Infortunio per uno speleologo triestino di 36 anni sul Monte Canin. Lo specialista si trovava in una grotta in esplorazione sotto la cima della vetta, a quota 2200 metri

Ci vorranno ancora diverse ora circa per vedere riemergere dalla grotta lo speleologo triestino rimasto ferito ieri. I disostruttorii sono riusciti ad entrare per il secondo ingresso naturale, situato cento metri più in basso di quello utilizzato dal ferito e dai suoi due compagni, prontamente liberato ieri dal ghiaccio dai tecnici del Soccorso Alpino e speleologico. Questa operazione ha consentito di velocizzare le operazioni e di evitare al team di soccorso alcuni passaggi stretti (trenta metri di strettoia e un pozzo di ghiaccio di circa 130 metri) e difficili qualora si fosse scelto l'ingresso più alto. Ora si attende la loro lenta e prudente risalita con la barella.

L'allarme

Infortunio per uno speleologo triestino di 36 anni sul Monte Canin. Lo specialista si trovava in una grotta in esplorazione sotto la cima della vetta, a quota 2200 metri. L’allarme è arrivato intorno alle 16 al Cnsas del Friuli Venezia Giulia. 

L'infortunio

L’uomo è caduto per una ventina di metri, e ha subito un trauma cranico. Si trova a circa 200 metri di profondità. Il Soccorso speleologico si è attivato e sta operando sul posto con l’elicottero della Protezione Civile i tecnici e anche una squadra disostruzioni, dato che l’ingresso alla grotta presenta alcune strettoie. Si sta anche portando sul posto il medico specializzato nei soccorsi in grotta.

[Dati di segmentazione della pagina]

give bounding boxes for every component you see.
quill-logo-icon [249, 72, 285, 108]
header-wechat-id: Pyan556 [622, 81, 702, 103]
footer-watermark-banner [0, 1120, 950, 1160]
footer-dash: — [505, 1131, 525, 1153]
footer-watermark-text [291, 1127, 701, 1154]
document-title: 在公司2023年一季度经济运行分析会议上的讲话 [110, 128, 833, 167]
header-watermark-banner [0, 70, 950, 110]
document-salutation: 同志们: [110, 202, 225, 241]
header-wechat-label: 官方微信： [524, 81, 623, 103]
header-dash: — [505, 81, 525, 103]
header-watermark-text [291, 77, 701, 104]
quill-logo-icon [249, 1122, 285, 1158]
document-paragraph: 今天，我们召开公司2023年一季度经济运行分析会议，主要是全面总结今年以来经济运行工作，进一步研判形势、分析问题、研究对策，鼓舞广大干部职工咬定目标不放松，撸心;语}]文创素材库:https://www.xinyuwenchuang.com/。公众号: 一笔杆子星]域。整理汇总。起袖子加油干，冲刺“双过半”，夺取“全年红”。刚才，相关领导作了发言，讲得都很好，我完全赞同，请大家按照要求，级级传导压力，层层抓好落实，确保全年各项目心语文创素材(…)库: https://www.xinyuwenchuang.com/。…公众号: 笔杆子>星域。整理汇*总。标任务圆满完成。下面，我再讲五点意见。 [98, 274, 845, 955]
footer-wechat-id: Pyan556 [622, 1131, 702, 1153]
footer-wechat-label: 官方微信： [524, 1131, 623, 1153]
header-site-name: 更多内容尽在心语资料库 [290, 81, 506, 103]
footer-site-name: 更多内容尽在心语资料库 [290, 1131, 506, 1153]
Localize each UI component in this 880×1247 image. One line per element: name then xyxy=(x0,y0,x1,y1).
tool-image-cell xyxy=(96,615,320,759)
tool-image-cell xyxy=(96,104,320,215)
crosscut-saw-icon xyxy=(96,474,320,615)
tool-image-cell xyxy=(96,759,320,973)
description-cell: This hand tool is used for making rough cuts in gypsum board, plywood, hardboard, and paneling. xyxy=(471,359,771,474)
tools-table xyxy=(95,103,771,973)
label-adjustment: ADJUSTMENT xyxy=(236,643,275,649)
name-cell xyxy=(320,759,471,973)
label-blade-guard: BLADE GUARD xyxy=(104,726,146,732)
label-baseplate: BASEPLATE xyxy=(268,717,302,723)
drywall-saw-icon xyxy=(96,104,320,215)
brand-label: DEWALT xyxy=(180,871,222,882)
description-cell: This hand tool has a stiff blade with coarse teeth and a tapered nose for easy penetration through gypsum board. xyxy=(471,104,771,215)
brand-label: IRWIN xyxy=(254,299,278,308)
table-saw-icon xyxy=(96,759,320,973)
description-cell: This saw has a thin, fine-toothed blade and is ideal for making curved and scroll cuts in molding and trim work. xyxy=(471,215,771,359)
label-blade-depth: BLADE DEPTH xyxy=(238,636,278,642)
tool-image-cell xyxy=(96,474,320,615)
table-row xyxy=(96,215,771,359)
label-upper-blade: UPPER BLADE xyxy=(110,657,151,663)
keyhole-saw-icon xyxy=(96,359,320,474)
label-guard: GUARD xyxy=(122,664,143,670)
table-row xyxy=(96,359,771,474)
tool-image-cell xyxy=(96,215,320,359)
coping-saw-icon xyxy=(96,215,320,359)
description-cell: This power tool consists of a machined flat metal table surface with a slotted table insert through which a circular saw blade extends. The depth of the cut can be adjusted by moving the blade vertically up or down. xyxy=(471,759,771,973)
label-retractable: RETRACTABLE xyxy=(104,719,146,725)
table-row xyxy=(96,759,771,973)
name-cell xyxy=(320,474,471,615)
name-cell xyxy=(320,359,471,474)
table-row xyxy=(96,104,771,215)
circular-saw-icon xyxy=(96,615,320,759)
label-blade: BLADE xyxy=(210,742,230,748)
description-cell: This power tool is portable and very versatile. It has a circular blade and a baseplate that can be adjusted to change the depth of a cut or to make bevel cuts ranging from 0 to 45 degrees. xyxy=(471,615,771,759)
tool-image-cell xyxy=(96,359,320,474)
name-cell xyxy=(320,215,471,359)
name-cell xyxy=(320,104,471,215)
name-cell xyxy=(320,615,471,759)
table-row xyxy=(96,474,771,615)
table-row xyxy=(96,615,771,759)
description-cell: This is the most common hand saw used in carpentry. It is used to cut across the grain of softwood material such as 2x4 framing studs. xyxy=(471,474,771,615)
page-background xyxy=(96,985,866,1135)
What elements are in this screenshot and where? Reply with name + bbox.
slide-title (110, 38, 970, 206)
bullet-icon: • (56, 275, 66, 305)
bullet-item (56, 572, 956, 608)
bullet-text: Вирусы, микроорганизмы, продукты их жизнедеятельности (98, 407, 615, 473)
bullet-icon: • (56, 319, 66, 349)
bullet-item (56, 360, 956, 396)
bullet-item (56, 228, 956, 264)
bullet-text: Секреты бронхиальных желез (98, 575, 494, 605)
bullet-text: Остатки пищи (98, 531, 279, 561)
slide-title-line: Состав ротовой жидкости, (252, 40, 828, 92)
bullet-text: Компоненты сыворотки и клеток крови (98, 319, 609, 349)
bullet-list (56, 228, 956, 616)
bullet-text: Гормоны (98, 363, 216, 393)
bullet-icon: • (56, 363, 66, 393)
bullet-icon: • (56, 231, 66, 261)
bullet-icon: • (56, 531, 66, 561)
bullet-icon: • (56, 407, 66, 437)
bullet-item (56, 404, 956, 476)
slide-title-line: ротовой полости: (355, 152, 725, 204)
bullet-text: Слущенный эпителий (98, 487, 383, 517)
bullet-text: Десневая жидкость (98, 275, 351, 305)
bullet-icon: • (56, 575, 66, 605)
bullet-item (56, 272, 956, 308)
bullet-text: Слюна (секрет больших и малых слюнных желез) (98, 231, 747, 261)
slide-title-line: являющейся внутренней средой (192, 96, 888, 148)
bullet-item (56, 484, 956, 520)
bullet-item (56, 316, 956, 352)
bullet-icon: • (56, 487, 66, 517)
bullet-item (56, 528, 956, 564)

Cosa fare
a. Riporta, per favore, il tratto del brano fornito che va da "L'infortunio" fino a "soccorsi in grotta.".
b. Secondo il brano fornito, di quanti metri è caduto lo speleologo?
Basati esclusivamente sul brano fornito.

Risultati dell'esercizio
a.
L'infortunio

L’uomo è caduto per una ventina di metri, e ha subito un trauma cranico. Si trova a circa 200 metri di profondità. Il Soccorso speleologico si è attivato e sta operando sul posto con l’elicottero della Protezione Civile i tecnici e anche una squadra disostruzioni, dato che l’ingresso alla grotta presenta alcune strettoie. Si sta anche portando sul posto il medico specializzato nei soccorsi in grotta.

b. Di una ventina di metri.